#### THE PROBLEM:
Scan the material for the word "Desarrollo", and copy each line where it shows up.

#### DATA PROVIDED:
━━━━━━━━━━━━━━━━━━━━━━━━━━━━━━

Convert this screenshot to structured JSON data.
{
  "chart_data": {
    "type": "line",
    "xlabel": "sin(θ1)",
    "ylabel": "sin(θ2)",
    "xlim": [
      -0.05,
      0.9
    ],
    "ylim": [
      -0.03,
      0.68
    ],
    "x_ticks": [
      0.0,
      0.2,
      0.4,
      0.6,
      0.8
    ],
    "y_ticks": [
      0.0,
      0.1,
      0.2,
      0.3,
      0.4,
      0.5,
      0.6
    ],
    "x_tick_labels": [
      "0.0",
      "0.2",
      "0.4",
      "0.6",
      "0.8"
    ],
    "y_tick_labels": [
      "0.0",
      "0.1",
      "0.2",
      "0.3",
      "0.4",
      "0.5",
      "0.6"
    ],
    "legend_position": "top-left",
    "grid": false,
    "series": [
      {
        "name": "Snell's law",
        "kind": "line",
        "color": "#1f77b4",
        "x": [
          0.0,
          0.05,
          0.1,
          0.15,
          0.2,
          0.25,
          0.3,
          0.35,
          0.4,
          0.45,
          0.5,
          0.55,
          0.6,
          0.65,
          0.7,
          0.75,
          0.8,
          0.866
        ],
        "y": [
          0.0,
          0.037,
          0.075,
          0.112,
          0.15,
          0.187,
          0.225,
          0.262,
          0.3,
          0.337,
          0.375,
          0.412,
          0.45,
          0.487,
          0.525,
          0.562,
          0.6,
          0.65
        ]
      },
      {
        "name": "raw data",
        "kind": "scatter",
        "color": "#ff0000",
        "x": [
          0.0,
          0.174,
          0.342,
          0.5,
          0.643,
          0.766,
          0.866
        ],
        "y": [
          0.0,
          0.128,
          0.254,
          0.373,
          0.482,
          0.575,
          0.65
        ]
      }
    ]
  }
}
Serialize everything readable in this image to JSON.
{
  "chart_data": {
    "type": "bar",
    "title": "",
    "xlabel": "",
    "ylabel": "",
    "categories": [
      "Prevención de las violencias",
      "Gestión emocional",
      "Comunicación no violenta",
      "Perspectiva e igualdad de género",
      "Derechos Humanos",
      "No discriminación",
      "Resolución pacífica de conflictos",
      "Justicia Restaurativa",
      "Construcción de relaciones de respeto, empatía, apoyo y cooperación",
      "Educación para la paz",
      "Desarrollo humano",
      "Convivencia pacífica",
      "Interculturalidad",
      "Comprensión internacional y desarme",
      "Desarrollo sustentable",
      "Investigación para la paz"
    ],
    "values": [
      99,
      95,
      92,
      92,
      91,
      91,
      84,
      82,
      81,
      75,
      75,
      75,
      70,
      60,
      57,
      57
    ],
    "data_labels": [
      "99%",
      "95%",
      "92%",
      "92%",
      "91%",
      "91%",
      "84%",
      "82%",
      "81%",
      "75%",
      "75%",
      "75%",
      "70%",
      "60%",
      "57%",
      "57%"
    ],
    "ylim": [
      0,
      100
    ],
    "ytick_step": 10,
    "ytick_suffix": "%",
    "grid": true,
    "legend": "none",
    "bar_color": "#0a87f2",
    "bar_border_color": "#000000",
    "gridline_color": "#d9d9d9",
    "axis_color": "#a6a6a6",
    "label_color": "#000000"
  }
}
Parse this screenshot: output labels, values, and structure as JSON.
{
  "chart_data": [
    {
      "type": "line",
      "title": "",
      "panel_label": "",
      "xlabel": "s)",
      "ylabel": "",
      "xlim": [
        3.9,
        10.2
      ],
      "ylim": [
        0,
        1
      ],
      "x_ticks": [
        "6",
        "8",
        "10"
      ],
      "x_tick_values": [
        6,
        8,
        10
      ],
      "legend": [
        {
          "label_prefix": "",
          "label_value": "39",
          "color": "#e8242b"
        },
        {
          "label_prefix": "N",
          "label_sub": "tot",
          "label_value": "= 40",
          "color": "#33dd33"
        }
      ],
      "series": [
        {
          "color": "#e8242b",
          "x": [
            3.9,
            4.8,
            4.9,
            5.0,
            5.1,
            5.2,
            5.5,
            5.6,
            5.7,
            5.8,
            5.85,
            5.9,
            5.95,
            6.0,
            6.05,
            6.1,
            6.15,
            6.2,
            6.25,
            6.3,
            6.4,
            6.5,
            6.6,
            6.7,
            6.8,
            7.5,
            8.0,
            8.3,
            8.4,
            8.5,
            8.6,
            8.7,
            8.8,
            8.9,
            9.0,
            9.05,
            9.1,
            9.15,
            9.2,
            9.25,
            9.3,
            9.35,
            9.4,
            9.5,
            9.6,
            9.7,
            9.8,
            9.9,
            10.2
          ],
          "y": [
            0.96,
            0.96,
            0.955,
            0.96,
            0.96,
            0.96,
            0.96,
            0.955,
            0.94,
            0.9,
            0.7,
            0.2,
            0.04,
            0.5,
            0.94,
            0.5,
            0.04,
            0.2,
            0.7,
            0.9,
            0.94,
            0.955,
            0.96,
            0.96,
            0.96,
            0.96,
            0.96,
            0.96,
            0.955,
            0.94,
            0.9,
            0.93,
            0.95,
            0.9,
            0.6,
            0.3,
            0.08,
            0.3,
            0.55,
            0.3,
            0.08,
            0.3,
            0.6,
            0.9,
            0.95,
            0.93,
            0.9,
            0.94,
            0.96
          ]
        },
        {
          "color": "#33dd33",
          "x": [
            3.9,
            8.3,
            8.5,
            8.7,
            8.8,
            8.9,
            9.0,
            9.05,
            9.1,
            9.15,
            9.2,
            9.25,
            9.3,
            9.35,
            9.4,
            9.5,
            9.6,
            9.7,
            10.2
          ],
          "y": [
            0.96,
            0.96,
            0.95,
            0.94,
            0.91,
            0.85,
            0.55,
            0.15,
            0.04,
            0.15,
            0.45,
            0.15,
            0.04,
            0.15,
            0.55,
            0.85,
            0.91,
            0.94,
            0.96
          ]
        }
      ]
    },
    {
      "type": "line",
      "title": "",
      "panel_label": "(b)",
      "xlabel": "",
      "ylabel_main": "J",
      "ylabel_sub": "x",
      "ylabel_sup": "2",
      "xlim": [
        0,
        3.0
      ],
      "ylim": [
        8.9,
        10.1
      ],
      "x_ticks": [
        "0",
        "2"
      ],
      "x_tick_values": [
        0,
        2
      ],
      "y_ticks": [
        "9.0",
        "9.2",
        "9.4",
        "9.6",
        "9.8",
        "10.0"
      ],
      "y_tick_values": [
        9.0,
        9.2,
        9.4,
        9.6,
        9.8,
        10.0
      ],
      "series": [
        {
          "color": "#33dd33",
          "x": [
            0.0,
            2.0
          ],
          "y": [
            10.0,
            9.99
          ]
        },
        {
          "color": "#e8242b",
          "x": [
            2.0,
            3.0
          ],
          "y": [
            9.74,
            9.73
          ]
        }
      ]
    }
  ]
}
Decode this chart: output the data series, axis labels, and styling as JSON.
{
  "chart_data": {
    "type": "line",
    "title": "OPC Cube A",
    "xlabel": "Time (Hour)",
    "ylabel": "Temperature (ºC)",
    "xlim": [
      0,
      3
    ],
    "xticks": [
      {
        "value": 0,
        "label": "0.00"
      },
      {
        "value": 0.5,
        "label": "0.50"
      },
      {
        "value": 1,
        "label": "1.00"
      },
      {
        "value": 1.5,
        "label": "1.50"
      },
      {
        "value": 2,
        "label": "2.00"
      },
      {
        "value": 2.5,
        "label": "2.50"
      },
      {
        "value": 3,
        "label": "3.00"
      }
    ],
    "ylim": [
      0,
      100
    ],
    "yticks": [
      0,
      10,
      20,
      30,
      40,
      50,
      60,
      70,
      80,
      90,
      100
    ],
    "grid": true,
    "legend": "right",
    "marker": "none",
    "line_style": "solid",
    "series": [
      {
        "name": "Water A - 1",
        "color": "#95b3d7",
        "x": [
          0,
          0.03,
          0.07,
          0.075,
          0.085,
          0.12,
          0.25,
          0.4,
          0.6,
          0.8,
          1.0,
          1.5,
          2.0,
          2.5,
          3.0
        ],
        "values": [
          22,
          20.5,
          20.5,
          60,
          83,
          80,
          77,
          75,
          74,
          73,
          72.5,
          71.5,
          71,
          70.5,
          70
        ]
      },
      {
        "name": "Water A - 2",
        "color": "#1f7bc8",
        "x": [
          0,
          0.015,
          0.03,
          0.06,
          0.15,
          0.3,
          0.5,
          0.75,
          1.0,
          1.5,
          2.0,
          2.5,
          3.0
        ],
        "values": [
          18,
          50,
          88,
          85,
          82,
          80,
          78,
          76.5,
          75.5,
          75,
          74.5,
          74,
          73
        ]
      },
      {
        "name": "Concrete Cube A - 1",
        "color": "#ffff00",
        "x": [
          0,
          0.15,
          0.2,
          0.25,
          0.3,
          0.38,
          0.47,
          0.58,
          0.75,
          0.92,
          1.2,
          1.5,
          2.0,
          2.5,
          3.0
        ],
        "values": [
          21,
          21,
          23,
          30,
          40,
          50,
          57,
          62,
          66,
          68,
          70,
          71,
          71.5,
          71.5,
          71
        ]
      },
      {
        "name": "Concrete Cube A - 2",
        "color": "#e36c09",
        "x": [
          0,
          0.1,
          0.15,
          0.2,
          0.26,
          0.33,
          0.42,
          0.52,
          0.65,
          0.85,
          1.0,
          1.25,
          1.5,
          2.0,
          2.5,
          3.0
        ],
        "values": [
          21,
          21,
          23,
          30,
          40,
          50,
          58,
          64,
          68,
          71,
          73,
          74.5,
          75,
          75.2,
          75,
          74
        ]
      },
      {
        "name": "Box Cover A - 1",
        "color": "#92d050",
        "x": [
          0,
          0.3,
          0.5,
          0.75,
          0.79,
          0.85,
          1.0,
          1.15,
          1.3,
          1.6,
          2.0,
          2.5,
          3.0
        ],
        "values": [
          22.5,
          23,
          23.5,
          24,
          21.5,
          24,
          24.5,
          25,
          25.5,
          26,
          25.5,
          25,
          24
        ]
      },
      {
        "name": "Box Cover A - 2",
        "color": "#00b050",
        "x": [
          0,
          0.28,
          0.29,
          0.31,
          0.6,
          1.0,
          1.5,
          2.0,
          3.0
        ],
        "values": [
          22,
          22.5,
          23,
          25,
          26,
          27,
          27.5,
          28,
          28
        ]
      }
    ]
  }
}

━━━━━━━━━━━━━━━━━━━━━━━━━━━━━━

#### TASK RESULT:
      "Desarrollo humano",
      "Desarrollo sustentable",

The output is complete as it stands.